+++ Listed records +++

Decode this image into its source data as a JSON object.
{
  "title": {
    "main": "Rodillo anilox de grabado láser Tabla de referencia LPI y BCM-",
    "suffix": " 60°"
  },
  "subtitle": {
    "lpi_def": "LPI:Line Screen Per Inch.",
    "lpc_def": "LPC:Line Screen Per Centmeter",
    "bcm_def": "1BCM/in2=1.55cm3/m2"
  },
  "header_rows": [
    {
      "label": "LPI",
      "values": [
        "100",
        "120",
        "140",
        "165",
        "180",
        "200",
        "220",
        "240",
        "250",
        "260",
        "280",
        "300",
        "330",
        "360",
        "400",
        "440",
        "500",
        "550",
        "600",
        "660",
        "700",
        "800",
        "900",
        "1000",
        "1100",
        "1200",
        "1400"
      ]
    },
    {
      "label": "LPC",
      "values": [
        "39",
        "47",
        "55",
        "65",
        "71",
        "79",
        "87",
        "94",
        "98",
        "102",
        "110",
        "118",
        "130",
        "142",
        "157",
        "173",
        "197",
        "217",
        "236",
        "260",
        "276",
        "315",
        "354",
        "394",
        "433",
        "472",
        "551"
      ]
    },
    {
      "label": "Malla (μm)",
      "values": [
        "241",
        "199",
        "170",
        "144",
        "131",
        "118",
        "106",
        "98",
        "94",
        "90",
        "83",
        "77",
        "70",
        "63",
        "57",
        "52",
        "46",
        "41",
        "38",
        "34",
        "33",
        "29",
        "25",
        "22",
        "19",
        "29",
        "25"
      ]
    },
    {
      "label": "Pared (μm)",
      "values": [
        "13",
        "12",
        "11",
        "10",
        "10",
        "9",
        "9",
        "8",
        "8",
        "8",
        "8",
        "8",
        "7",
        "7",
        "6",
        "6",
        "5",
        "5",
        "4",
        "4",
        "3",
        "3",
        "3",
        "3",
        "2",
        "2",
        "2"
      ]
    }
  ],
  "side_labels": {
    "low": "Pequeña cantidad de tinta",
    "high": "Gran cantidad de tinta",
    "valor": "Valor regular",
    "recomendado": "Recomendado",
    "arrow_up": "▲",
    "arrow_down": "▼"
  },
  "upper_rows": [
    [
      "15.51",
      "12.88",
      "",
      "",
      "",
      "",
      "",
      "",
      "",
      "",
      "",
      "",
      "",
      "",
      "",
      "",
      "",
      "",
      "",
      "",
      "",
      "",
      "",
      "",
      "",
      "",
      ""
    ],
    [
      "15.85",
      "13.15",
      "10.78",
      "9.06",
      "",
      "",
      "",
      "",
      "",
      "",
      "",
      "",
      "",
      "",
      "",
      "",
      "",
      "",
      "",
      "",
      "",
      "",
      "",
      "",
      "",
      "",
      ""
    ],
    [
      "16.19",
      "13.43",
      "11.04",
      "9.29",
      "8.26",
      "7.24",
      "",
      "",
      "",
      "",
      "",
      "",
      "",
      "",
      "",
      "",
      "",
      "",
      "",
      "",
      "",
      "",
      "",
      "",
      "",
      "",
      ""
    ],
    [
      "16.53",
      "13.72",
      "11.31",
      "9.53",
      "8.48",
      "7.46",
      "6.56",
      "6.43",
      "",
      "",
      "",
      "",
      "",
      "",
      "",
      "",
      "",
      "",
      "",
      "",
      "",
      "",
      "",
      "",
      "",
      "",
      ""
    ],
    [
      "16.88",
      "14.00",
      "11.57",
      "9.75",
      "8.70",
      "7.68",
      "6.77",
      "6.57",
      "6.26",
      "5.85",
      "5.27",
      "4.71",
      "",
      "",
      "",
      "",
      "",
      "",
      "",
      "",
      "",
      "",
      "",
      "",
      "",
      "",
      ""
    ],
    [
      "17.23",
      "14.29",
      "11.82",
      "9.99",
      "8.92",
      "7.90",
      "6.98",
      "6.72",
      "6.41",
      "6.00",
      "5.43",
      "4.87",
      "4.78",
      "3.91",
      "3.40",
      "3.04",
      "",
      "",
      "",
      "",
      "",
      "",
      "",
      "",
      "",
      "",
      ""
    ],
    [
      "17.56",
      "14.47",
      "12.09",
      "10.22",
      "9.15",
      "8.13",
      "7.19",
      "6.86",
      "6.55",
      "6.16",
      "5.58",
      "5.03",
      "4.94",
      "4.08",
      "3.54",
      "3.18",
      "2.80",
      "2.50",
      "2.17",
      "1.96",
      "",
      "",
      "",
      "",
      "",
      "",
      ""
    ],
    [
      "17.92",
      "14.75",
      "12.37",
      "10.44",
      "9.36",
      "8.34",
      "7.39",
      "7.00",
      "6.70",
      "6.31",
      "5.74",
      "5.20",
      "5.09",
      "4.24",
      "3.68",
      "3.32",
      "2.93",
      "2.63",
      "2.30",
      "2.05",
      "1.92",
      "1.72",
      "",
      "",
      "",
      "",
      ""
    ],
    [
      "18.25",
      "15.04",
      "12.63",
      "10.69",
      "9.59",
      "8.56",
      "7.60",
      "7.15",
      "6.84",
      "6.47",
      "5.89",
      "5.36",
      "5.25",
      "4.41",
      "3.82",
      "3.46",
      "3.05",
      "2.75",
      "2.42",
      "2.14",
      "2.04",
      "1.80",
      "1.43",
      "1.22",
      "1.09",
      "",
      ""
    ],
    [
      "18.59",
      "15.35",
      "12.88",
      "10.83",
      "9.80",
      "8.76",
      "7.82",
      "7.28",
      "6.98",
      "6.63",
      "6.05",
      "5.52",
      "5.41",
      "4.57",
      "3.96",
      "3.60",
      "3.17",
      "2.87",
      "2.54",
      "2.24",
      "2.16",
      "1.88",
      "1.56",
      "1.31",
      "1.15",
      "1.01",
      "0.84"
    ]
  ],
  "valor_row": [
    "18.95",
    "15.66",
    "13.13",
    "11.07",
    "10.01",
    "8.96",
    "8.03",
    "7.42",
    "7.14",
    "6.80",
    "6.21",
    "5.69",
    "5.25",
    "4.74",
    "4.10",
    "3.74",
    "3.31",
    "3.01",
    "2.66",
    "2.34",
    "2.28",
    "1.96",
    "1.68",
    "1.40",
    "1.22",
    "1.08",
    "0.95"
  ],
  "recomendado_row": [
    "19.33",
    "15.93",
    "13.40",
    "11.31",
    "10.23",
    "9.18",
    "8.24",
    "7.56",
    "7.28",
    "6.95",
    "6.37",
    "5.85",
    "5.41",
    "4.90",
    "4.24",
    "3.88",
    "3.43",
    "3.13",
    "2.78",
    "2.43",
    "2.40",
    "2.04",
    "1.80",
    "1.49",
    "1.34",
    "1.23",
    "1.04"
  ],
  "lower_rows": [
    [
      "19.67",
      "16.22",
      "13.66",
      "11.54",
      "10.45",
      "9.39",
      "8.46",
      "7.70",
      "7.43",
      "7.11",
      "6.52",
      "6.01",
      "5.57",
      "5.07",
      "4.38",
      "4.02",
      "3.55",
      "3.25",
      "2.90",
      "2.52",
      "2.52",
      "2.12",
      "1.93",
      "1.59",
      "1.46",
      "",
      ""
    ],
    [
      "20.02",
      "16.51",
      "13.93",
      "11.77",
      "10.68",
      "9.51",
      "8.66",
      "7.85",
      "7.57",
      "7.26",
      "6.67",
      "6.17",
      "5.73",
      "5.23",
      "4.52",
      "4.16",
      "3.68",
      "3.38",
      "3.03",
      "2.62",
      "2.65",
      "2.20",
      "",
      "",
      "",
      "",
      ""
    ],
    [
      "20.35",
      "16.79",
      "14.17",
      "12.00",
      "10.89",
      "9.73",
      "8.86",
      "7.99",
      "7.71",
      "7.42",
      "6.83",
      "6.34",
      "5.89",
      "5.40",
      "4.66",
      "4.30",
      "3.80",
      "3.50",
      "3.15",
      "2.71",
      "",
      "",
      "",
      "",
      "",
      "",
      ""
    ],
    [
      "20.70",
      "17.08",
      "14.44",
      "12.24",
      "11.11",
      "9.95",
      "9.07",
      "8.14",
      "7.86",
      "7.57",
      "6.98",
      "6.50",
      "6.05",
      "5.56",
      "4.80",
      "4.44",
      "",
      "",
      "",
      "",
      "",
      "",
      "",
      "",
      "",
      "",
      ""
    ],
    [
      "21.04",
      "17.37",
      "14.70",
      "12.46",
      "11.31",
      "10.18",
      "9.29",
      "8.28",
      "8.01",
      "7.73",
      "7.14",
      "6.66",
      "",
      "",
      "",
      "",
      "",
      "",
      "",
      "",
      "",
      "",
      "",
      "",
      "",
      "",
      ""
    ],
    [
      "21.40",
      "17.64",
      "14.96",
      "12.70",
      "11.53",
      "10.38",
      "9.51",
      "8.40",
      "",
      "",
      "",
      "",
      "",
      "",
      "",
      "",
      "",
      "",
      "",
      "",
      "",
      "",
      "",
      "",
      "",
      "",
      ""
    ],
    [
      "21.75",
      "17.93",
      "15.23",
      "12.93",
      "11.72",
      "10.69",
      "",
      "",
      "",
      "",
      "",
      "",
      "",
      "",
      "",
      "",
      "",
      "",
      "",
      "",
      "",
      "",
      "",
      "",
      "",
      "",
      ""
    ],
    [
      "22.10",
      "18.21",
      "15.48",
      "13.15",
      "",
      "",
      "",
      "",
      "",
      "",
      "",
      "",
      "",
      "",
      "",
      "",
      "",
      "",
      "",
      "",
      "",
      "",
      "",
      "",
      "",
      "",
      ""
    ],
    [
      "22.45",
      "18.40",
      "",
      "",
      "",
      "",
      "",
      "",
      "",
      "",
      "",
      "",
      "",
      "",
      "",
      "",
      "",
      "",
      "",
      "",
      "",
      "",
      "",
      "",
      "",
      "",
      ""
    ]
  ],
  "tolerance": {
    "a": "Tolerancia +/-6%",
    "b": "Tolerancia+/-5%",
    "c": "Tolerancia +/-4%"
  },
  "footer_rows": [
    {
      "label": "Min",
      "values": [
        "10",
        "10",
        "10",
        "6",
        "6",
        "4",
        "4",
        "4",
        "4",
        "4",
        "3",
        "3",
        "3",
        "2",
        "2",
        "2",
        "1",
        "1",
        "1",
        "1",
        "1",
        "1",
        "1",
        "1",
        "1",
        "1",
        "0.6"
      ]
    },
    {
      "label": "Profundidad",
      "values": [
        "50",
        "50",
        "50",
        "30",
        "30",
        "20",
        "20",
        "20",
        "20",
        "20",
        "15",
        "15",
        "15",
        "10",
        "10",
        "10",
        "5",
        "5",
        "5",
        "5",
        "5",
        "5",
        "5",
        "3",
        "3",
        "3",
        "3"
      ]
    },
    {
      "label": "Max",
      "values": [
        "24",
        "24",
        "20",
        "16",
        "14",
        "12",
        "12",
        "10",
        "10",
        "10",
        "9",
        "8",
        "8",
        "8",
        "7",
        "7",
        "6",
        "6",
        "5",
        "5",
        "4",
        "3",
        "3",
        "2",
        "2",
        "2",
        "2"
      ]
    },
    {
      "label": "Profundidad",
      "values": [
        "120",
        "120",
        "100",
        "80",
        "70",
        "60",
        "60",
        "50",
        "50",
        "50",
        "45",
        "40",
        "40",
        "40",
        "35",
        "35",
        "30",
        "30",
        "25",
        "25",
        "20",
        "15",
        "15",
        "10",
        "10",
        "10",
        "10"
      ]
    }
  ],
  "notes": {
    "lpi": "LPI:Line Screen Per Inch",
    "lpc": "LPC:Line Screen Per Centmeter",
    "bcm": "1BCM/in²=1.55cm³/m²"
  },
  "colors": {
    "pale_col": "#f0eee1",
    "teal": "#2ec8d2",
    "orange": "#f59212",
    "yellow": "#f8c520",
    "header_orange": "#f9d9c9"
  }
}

+++

- [What the task asks]
A line counts if it holds the word "Centmeter". How many lines of the entries count? Give the number only.

- [The output]
2